--- Start Text provided ---

And this is the reason for a parser generator (PG). If you parse a lot of documents, Slow Parsing is bad news. Compilers are one program where people parse a lot of documents, and no programmer (or his manager) wants the programmer waiting for the compiler. There's lots of other things to parse: SQL querys, JSON documents, ... all of which have this "Nobody is willing to wait" property.

What PGs do is to take many decisions that would have to occur at runtime (e.g., for an Earley parser), and precompute those results at parser-generation time. So an LALR(1) PG (e.g., Bison) will produce parsers that run in O(N) time, and that's obviously a lot faster in practical circumstances. (ANTLR does something similar for LL(k) parsers). If you want full context free parsing that is usually linear, you can use a variant of LR parsing called GLR parsing; this buys you the convienience of an "configurable" (Earley) parser, with much better typical performance.

--- End Text provided ---

▸ Written problem A: Reproduce the records unchanged, from the line with "- chevron-right-icon: [442, 426, 450, 440]" to the line with "- row-recommend[interactable]: 把他推荐给朋友: [86, 127, 464, 172]", including both of those lines.

--- Start Record set ---

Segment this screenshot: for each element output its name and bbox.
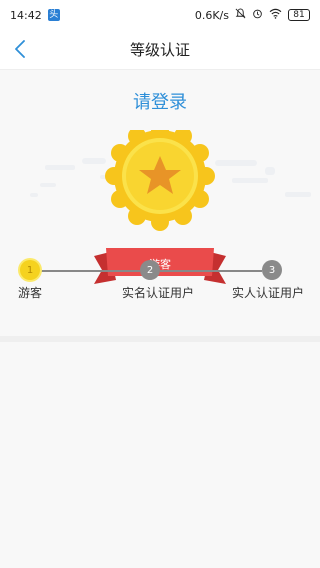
empty-content-area	[0, 342, 320, 568]
step-1-number: 1	[26, 264, 34, 276]
back-button[interactable]	[6, 35, 34, 63]
step-3-number: 3	[268, 264, 276, 276]
step-1-circle: 1	[20, 260, 40, 280]
main-content: 请登录 游客 1 2 3 游客 实名认证用户 实人认证用户	[0, 70, 320, 336]
network-speed: 0.6K/s	[194, 8, 229, 22]
page-title: 等级认证	[129, 41, 190, 59]
step-1-label: 游客	[18, 286, 43, 300]
step-3-circle: 3	[262, 260, 282, 280]
navigation-bar: 等级认证	[0, 30, 320, 70]
status-time: 14:42	[10, 8, 42, 22]
step-2-number: 2	[146, 264, 154, 276]
step-2-label: 实名认证用户	[122, 286, 195, 300]
status-right: 0.6K/s 81	[195, 8, 310, 22]
login-prompt[interactable]: 请登录	[0, 88, 320, 114]
step-connector-1	[38, 270, 140, 272]
status-bar: 14:42 头 0.6K/s 81	[0, 0, 320, 30]
battery-indicator: 81	[288, 9, 310, 21]
chevron-left-icon	[15, 40, 25, 58]
alarm-icon	[252, 8, 263, 22]
status-left: 14:42 头	[10, 9, 60, 22]
wifi-icon	[269, 8, 282, 22]
step-3-label: 实人认证用户	[232, 286, 305, 300]
step-2-circle: 2	[140, 260, 160, 280]
mute-icon	[235, 8, 246, 22]
app-notification-icon: 头	[47, 9, 60, 21]
certification-steps: 1 2 3 游客 实名认证用户 实人认证用户	[0, 258, 320, 310]
step-connector-2	[160, 270, 262, 272]
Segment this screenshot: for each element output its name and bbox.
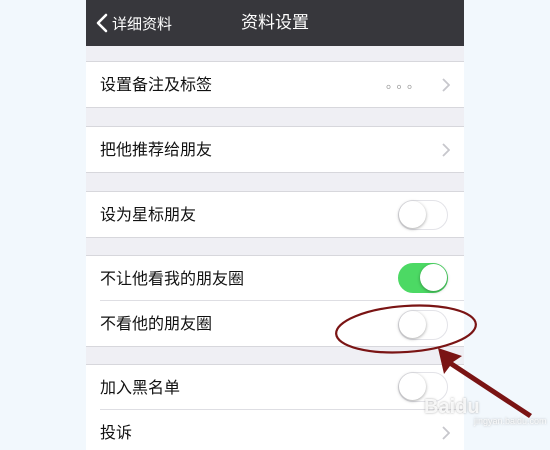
- chevron-right-icon: [442, 426, 450, 440]
- row-remark-tags[interactable]: 设置备注及标签 。。。: [86, 62, 464, 107]
- row-report[interactable]: 投诉: [86, 410, 464, 450]
- chevron-right-icon: [442, 143, 450, 157]
- row-hide-his-moments: 不看他的朋友圈: [86, 301, 464, 346]
- row-recommend[interactable]: 把他推荐给朋友: [86, 127, 464, 172]
- group-border: [86, 172, 464, 173]
- row-blacklist-label: 加入黑名单: [100, 378, 181, 397]
- row-remark-tags-label: 设置备注及标签: [100, 75, 213, 94]
- row-star-friend-label: 设为星标朋友: [100, 205, 197, 224]
- row-report-label: 投诉: [100, 423, 133, 442]
- switch-knob: [399, 311, 426, 338]
- switch-knob: [399, 201, 426, 228]
- page-title: 资料设置: [241, 13, 309, 33]
- hide-his-moments-switch[interactable]: [398, 310, 448, 340]
- row-remark-tags-value: 。。。: [385, 77, 424, 92]
- star-friend-switch[interactable]: [398, 200, 448, 230]
- watermark-sub: jingyan.baidu.com: [474, 416, 547, 426]
- group-border: [86, 237, 464, 238]
- blacklist-switch[interactable]: [398, 372, 448, 402]
- row-hide-my-moments: 不让他看我的朋友圈: [86, 256, 464, 301]
- navigation-bar: 详细资料 资料设置: [86, 0, 464, 46]
- group-border: [86, 346, 464, 347]
- phone-screen: 详细资料 资料设置 设置备注及标签 。。。 把他推荐给朋友 设为星标朋友 不让他…: [86, 0, 464, 450]
- chevron-right-icon: [442, 78, 450, 92]
- row-star-friend: 设为星标朋友: [86, 192, 464, 237]
- row-hide-his-moments-label: 不看他的朋友圈: [100, 314, 213, 333]
- hide-my-moments-switch[interactable]: [398, 263, 448, 293]
- row-blacklist: 加入黑名单: [86, 365, 464, 410]
- switch-knob: [399, 373, 426, 400]
- row-hide-my-moments-label: 不让他看我的朋友圈: [100, 269, 245, 288]
- row-recommend-label: 把他推荐给朋友: [100, 140, 213, 159]
- group-border: [86, 107, 464, 108]
- switch-knob: [420, 264, 447, 291]
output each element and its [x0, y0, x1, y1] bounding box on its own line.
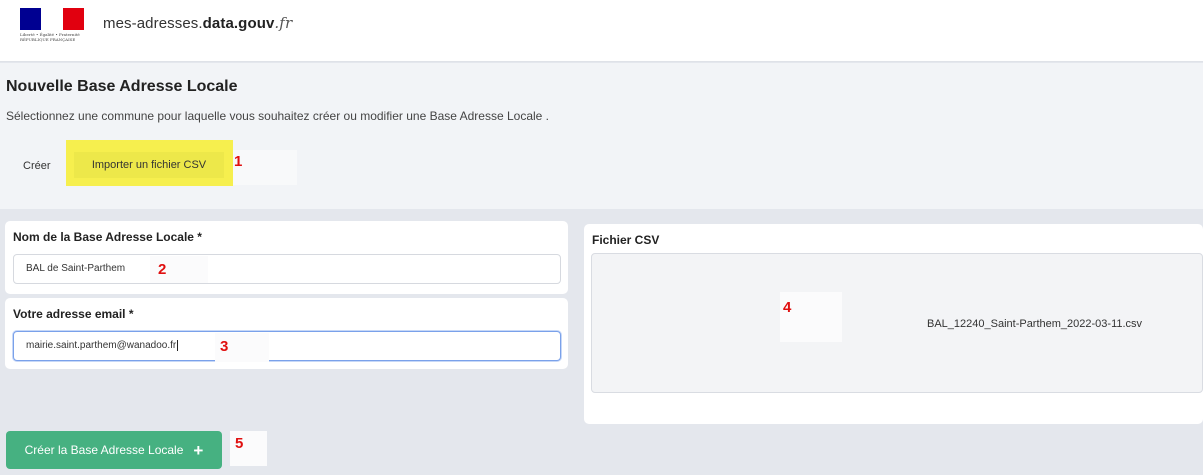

--- End Record set ---

▸ Written problem B: Carry on the text about parser generators from the point where it stops.

▸ Expected answer A:
- chevron-right-icon: [442, 426, 450, 440]
- row-remark-tags[interactable]: 设置备注及标签 。。。: [86, 62, 464, 107]
- row-report[interactable]: 投诉: [86, 410, 464, 450]
- chevron-right-icon: [442, 143, 450, 157]
- row-hide-his-moments: 不看他的朋友圈: [86, 301, 464, 346]
- row-recommend[interactable]: 把他推荐给朋友: [86, 127, 464, 172]

▸ Expected answer B:
This idea of precomputing in advance is generally known as partial evaluation, that is, given a function F(x,y), and knowledge that x is always a certain constant x_0, compute a new function F'(y)=F(x0,y) in which decisions and computations solely dependent on the value of x are precomputed. F' usually runs a lot faster than F. In our case, F is something like generic parsing (e.g., an Earley parser), x is a grammar argument with x0 being a specific grammar, and F' is some parser infrastructure P and additional code/tables computed by the PG such that F'=PG(x)+P.

In the comments to your question, there seems to be some interest in why one doesn't just run the parser generator in effect at runtime. The simple answer is, it pays a significant part of the overhead cost you want to get rid of at runtime.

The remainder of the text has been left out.